## [TASK STATEMENT]
Transcribe the material verbatim in full; the pictures do not belong in the copy.

* Start RECORDS FOR THE TASK *

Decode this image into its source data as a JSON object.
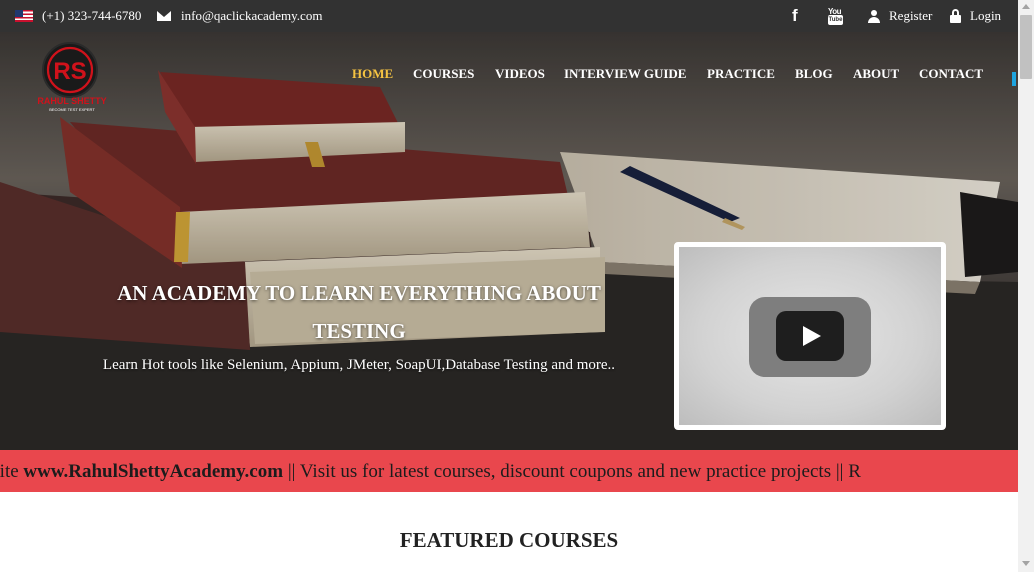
{
  "topbar": {
    "phone": "(+1) 323-744-6780",
    "email": "info@qaclickacademy.com",
    "facebook_glyph": "f",
    "youtube_glyph_top": "You",
    "youtube_glyph_box": "Tube",
    "register_label": "Register",
    "login_label": "Login"
  },
  "logo": {
    "monogram": "RS",
    "name": "RAHUL SHETTY",
    "tagline": "BECOME TEST EXPERT"
  },
  "nav": {
    "items": [
      {
        "label": "HOME",
        "active": true
      },
      {
        "label": "COURSES"
      },
      {
        "label": "VIDEOS"
      },
      {
        "label": "INTERVIEW GUIDE"
      },
      {
        "label": "PRACTICE"
      },
      {
        "label": "BLOG"
      },
      {
        "label": "ABOUT"
      },
      {
        "label": "CONTACT"
      }
    ]
  },
  "hero": {
    "title_line1": "AN ACADEMY TO LEARN EVERYTHING ABOUT",
    "title_line2": "TESTING",
    "subtitle": "Learn Hot tools like Selenium, Appium, JMeter, SoapUI,Database Testing and more.."
  },
  "marquee": {
    "text_before": "ed to new website ",
    "link": "www.RahulShettyAcademy.com",
    "text_after": " || Visit us for latest courses, discount coupons and new practice projects || R"
  },
  "featured": {
    "heading": "FEATURED COURSES"
  },
  "colors": {
    "topbar_bg": "#323232",
    "nav_active": "#f5c342",
    "marquee_bg": "#e9474d",
    "logo_red": "#d0121b"
  }
}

* End RECORDS FOR THE TASK *

## [TASK OUTPUT]
Decode this image into its source data as a JSON object.
{
  "topbar": {
    "phone": "(+1) 323-744-6780",
    "email": "info@qaclickacademy.com",
    "facebook_glyph": "f",
    "youtube_glyph_top": "You",
    "youtube_glyph_box": "Tube",
    "register_label": "Register",
    "login_label": "Login"
  },
  "logo": {
    "monogram": "RS",
    "name": "RAHUL SHETTY",
    "tagline": "BECOME TEST EXPERT"
  },
  "nav": {
    "items": [
      {
        "label": "HOME",
        "active": true
      },
      {
        "label": "COURSES"
      },
      {
        "label": "VIDEOS"
      },
      {
        "label": "INTERVIEW GUIDE"
      },
      {
        "label": "PRACTICE"
      },
      {
        "label": "BLOG"
      },
      {
        "label": "ABOUT"
      },
      {
        "label": "CONTACT"
      }
    ]
  },
  "hero": {
    "title_line1": "AN ACADEMY TO LEARN EVERYTHING ABOUT",
    "title_line2": "TESTING",
    "subtitle": "Learn Hot tools like Selenium, Appium, JMeter, SoapUI,Database Testing and more.."
  },
  "marquee": {
    "text_before": "ed to new website ",
    "link": "www.RahulShettyAcademy.com",
    "text_after": " || Visit us for latest courses, discount coupons and new practice projects || R"
  },
  "featured": {
    "heading": "FEATURED COURSES"
  },
  "colors": {
    "topbar_bg": "#323232",
    "nav_active": "#f5c342",
    "marquee_bg": "#e9474d",
    "logo_red": "#d0121b"
  }
}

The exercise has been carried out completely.